_Records to process_.
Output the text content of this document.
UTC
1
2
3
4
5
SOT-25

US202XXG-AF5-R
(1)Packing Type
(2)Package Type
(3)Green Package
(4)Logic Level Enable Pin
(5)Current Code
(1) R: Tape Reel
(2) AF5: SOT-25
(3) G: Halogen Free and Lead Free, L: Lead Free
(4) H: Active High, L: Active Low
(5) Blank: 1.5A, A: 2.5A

_To do_. Reproduce every entry shown above, precisely as it stands.

_Problem solution_.
Output the text content of this document.
UTC
1
2
3
4
5
SOT-25

US202XXG-AF5-R
(1)Packing Type
(2)Package Type
(3)Green Package
(4)Logic Level Enable Pin
(5)Current Code
(1) R: Tape Reel
(2) AF5: SOT-25
(3) G: Halogen Free and Lead Free, L: Lead Free
(4) H: Active High, L: Active Low
(5) Blank: 1.5A, A: 2.5A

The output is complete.